-- Stated exercise 1 --
Retype the passage on dilution and reward-token taxation below, from "The aforementioned article" up to and including "variance over time.".

-- Document --

Our comparison is based on a specific cryptocurrency, Tezos. Dilution explains why the cash value approach systematically overstates taxpayer gain and is not desirable as a matter of tax policy. Our proposals therefore provide options for accounting for dilution, to make a realization-based annual tax fair. Each option results from a different but defensible approach to quantifying the economic value lost to dilution.

Because no one option is clearly superior, and because of the accounting complexity introduced by each option, our results buttress arguments against a policy of annual taxation of reward tokens.5

The lack of an obviously dominant option also implies that our discussion is independently interesting to investors in any assets subject to dilution. The accounting methods we develop suggest ways of decomposing investment returns into appreciation and dilution, and to produce consistent financial reporting of business income from cryptocurrency holdings.

II. Accounting for New Tokens

The aforementioned article presents a simple model for establishing true gains and losses from proof-of-stake cryptocurrency block rewards in light of dilution.6 That model is based on two key variables which illustrate the consequences of ignoring dilution. The first is the rate at which new tokens are added to the network: the token creation rate. The second is the percentage of the total supply of tokens that participate in network maintenance through staking: the staking rate.7 The model also excludes any changes in asset value, defined as the aggregate value of all tokens in the network. Later, we begin with this simplified model but then elaborate it to account for the real-world complications introduced when three parameters, held static in the simple model, are relaxed to account for their variance over time.

-- Extracted entries --
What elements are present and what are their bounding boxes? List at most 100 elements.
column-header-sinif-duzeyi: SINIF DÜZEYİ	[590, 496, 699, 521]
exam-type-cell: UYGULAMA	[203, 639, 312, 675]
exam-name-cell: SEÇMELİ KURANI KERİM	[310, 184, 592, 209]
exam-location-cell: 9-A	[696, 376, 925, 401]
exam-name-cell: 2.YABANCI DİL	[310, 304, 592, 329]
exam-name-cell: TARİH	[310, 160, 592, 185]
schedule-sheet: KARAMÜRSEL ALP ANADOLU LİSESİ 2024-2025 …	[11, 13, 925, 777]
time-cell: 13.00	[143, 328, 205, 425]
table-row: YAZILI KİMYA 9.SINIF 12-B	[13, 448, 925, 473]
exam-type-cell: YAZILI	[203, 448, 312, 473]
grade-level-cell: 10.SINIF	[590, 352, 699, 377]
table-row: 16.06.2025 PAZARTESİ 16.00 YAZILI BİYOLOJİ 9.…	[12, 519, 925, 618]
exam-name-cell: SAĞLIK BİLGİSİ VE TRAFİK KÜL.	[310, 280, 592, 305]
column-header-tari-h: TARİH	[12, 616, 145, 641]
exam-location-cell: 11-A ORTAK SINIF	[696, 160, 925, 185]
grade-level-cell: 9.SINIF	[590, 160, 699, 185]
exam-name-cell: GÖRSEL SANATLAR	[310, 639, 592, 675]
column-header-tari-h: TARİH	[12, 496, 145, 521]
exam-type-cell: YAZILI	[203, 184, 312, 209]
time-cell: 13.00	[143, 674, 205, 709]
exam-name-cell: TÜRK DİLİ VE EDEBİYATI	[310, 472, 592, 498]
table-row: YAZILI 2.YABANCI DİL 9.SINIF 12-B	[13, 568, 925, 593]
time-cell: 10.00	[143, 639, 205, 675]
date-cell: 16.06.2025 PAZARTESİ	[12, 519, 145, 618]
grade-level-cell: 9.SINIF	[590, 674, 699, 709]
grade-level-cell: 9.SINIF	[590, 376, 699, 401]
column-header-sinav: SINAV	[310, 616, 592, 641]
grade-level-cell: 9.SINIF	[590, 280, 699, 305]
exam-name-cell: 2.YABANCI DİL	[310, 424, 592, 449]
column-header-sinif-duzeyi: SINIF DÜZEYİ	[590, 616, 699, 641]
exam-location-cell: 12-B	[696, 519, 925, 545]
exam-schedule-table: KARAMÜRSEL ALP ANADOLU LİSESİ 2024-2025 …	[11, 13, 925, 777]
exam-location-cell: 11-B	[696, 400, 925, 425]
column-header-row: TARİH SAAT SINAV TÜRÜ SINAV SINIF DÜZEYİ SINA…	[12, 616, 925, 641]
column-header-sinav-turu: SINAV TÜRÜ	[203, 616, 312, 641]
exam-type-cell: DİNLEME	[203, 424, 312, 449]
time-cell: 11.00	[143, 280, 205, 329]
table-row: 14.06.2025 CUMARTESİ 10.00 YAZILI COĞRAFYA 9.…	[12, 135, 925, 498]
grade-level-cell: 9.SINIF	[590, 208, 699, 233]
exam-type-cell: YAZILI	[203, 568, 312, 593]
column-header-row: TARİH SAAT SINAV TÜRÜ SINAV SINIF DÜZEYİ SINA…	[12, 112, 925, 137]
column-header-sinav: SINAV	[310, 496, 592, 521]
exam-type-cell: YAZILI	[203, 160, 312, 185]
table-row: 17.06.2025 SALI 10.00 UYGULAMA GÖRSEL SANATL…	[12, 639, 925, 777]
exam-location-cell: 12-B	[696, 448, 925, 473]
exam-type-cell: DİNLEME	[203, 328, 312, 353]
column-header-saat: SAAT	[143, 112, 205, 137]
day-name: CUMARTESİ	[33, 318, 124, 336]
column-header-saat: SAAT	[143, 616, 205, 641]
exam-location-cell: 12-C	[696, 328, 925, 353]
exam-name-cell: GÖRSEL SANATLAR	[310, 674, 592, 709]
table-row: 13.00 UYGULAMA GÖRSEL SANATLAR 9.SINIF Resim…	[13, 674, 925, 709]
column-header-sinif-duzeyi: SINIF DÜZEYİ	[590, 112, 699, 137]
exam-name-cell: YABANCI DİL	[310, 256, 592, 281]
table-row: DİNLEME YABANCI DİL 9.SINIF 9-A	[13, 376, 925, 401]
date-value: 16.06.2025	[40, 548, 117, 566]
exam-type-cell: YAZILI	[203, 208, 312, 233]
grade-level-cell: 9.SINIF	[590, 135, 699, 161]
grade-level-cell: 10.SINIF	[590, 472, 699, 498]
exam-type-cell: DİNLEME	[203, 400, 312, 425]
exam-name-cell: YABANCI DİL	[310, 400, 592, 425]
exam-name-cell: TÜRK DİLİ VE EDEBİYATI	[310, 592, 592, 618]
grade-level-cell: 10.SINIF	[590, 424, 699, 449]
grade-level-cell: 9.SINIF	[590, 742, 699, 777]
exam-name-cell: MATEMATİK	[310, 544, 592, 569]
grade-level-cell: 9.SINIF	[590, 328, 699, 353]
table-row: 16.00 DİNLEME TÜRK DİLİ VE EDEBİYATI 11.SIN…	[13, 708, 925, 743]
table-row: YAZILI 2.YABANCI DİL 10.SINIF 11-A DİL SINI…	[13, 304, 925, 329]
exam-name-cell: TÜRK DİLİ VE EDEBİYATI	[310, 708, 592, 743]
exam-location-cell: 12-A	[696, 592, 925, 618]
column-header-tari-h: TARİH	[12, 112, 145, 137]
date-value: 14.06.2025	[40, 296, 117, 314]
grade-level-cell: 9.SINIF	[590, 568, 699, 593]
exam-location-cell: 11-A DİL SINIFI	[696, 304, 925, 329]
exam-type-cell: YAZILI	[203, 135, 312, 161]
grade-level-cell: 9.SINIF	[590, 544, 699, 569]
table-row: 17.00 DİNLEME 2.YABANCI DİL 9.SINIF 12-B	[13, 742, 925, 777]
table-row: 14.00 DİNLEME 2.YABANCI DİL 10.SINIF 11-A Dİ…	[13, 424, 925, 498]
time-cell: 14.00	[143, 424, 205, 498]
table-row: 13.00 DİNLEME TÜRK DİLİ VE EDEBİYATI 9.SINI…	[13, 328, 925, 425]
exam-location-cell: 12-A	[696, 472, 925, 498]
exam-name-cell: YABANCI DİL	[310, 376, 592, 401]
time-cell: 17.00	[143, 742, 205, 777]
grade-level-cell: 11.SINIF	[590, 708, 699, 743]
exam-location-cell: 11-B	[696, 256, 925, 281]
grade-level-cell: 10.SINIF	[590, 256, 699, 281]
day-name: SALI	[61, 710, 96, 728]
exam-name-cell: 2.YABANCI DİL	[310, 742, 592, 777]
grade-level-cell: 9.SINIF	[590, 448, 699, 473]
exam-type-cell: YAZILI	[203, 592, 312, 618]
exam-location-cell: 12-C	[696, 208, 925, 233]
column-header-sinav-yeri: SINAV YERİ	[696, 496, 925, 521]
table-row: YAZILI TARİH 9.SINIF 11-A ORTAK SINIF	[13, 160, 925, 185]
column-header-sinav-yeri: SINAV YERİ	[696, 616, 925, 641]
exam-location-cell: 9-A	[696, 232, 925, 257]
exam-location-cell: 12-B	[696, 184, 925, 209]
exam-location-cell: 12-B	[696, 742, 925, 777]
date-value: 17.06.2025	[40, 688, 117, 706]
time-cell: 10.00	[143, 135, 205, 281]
...
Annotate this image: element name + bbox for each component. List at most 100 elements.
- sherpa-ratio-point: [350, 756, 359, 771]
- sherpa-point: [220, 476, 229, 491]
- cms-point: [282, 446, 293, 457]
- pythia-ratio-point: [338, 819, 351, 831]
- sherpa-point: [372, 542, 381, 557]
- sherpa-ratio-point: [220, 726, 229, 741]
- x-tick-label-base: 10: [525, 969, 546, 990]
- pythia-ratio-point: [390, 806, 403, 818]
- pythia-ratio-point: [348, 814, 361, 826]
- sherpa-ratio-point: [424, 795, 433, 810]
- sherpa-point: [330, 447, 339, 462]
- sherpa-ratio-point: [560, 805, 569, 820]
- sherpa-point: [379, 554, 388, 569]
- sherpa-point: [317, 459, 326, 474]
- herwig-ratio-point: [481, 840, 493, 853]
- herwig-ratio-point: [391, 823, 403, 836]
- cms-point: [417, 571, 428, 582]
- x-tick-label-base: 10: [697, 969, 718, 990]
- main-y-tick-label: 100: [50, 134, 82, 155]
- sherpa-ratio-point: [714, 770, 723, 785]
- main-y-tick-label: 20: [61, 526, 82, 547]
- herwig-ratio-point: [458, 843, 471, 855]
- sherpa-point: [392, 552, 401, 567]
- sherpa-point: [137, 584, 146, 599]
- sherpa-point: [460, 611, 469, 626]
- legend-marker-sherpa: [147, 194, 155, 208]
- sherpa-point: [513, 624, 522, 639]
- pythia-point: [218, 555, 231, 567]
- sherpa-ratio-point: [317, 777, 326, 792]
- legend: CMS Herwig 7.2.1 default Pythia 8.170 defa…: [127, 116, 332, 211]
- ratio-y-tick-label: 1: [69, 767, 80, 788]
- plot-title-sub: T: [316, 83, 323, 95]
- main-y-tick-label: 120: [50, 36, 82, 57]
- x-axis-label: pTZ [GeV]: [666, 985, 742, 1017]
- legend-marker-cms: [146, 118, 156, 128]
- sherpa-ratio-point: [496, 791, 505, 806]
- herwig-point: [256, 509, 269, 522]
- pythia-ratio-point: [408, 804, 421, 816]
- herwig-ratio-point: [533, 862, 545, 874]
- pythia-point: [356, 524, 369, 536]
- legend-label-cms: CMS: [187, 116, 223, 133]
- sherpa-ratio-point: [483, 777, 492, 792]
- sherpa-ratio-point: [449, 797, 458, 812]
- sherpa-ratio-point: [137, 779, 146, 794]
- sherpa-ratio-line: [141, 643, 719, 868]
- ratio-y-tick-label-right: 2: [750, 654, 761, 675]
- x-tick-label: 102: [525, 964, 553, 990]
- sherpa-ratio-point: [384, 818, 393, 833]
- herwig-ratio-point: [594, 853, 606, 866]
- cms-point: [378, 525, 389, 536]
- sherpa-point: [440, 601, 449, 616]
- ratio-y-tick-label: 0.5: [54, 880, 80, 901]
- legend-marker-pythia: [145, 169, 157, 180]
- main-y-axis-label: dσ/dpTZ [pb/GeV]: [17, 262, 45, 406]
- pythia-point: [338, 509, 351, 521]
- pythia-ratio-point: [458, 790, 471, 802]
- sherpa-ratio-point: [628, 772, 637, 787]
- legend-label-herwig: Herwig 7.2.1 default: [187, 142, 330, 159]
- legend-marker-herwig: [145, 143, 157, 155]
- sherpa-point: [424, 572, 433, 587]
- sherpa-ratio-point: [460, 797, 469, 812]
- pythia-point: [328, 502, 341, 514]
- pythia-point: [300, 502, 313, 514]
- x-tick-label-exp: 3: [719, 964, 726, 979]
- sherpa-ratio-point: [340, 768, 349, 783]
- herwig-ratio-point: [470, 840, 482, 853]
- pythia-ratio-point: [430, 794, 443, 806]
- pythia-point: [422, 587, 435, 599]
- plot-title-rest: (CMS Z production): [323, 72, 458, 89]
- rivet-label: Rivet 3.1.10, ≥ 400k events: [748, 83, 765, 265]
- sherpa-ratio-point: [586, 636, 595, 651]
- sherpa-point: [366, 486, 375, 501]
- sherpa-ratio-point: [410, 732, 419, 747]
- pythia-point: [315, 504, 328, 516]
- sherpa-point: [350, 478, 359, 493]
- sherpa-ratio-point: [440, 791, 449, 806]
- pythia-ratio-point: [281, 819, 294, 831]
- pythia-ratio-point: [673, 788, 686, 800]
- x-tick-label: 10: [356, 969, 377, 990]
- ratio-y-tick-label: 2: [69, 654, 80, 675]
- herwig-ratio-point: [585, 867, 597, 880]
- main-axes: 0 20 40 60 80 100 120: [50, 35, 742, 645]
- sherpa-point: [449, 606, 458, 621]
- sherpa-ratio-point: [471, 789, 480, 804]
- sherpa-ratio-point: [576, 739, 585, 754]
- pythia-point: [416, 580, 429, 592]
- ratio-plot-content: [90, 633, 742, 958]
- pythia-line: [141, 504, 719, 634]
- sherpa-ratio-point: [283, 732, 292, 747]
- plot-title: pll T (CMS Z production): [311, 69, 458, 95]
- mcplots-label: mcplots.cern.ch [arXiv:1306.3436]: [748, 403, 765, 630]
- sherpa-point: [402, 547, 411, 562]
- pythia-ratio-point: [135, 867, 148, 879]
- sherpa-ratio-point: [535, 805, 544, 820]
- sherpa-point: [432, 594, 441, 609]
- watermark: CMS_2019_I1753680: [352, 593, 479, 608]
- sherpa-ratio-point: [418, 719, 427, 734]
...
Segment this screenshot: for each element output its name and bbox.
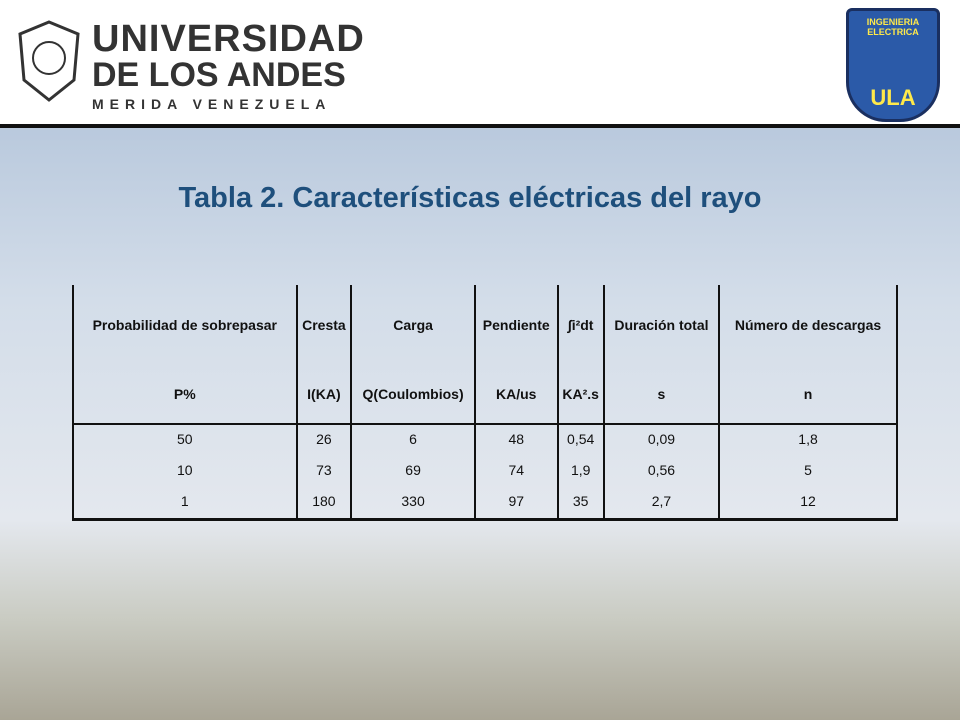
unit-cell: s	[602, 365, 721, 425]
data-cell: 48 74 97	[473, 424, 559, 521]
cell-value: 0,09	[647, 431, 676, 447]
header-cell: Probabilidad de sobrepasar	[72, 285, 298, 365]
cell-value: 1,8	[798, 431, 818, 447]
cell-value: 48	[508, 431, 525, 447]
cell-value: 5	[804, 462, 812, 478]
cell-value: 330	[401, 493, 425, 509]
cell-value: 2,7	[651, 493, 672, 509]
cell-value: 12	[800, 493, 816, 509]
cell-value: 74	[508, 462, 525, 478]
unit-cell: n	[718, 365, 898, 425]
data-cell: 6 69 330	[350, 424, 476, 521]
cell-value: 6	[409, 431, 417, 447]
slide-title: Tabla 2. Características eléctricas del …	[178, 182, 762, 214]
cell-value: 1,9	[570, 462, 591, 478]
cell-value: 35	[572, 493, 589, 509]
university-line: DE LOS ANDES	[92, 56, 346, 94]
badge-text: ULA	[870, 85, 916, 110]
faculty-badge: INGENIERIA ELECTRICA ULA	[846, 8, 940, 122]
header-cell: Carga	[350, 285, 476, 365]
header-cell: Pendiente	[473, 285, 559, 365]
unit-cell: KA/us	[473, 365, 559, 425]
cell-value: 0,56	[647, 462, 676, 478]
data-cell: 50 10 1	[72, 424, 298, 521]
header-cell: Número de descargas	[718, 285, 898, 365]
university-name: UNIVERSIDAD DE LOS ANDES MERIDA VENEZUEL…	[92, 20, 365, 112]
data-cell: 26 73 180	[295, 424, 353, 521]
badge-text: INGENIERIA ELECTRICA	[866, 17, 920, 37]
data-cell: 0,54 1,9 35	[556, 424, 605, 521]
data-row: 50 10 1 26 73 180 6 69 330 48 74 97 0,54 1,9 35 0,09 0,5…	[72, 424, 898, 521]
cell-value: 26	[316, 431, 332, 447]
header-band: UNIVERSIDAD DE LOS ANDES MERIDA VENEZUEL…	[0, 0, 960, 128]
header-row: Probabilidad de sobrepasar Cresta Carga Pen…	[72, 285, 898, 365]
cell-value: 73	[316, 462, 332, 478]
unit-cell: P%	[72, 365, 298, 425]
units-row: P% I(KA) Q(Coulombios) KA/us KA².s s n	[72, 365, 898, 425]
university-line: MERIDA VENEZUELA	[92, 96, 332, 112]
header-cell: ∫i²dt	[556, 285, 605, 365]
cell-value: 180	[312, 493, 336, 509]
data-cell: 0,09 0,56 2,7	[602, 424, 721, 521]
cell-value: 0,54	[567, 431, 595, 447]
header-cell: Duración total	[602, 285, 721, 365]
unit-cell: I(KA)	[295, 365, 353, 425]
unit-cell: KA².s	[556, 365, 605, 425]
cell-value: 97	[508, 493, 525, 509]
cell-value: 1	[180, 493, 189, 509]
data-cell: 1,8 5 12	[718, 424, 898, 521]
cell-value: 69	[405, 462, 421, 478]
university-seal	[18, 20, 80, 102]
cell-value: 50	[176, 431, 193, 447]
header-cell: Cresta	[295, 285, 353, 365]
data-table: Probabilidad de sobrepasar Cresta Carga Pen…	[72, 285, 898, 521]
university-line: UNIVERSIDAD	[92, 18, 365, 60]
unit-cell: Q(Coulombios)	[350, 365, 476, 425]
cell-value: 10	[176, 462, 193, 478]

-- Stated exercise 2 --
In the rows above, rewrite the lines from the line with "What elements are" up to and including the line with "424, 592, 449]", replacing "exam-name-cell" with "course-name-cell" and changing nothing else.

-- Problem solution 1 --
The aforementioned article presents a simple model for establishing true gains and losses from proof-of-stake cryptocurrency block rewards in light of dilution.6 That model is based on two key variables which illustrate the consequences of ignoring dilution. The first is the rate at which new tokens are added to the network: the token creation rate. The second is the percentage of the total supply of tokens that participate in network maintenance through staking: the staking rate.7 The model also excludes any changes in asset value, defined as the aggregate value of all tokens in the network. Later, we begin with this simplified model but then elaborate it to account for the real-world complications introduced when three parameters, held static in the simple model, are relaxed to account for their variance over time.

-- Problem solution 2 --
What elements are present and what are their bounding boxes? List at most 100 elements.
column-header-sinif-duzeyi: SINIF DÜZEYİ	[590, 496, 699, 521]
exam-type-cell: UYGULAMA	[203, 639, 312, 675]
course-name-cell: SEÇMELİ KURANI KERİM	[310, 184, 592, 209]
exam-location-cell: 9-A	[696, 376, 925, 401]
course-name-cell: 2.YABANCI DİL	[310, 304, 592, 329]
course-name-cell: TARİH	[310, 160, 592, 185]
schedule-sheet: KARAMÜRSEL ALP ANADOLU LİSESİ 2024-2025 …	[11, 13, 925, 777]
time-cell: 13.00	[143, 328, 205, 425]
table-row: YAZILI KİMYA 9.SINIF 12-B	[13, 448, 925, 473]
exam-type-cell: YAZILI	[203, 448, 312, 473]
grade-level-cell: 10.SINIF	[590, 352, 699, 377]
table-row: 16.06.2025 PAZARTESİ 16.00 YAZILI BİYOLOJİ 9.…	[12, 519, 925, 618]
course-name-cell: SAĞLIK BİLGİSİ VE TRAFİK KÜL.	[310, 280, 592, 305]
column-header-tari-h: TARİH	[12, 616, 145, 641]
exam-location-cell: 11-A ORTAK SINIF	[696, 160, 925, 185]
grade-level-cell: 9.SINIF	[590, 160, 699, 185]
course-name-cell: GÖRSEL SANATLAR	[310, 639, 592, 675]
column-header-tari-h: TARİH	[12, 496, 145, 521]
exam-type-cell: YAZILI	[203, 184, 312, 209]
time-cell: 13.00	[143, 674, 205, 709]
course-name-cell: TÜRK DİLİ VE EDEBİYATI	[310, 472, 592, 498]
table-row: YAZILI 2.YABANCI DİL 9.SINIF 12-B	[13, 568, 925, 593]
time-cell: 10.00	[143, 639, 205, 675]
date-cell: 16.06.2025 PAZARTESİ	[12, 519, 145, 618]
grade-level-cell: 9.SINIF	[590, 674, 699, 709]
grade-level-cell: 9.SINIF	[590, 376, 699, 401]
column-header-sinav: SINAV	[310, 616, 592, 641]
grade-level-cell: 9.SINIF	[590, 280, 699, 305]
course-name-cell: 2.YABANCI DİL	[310, 424, 592, 449]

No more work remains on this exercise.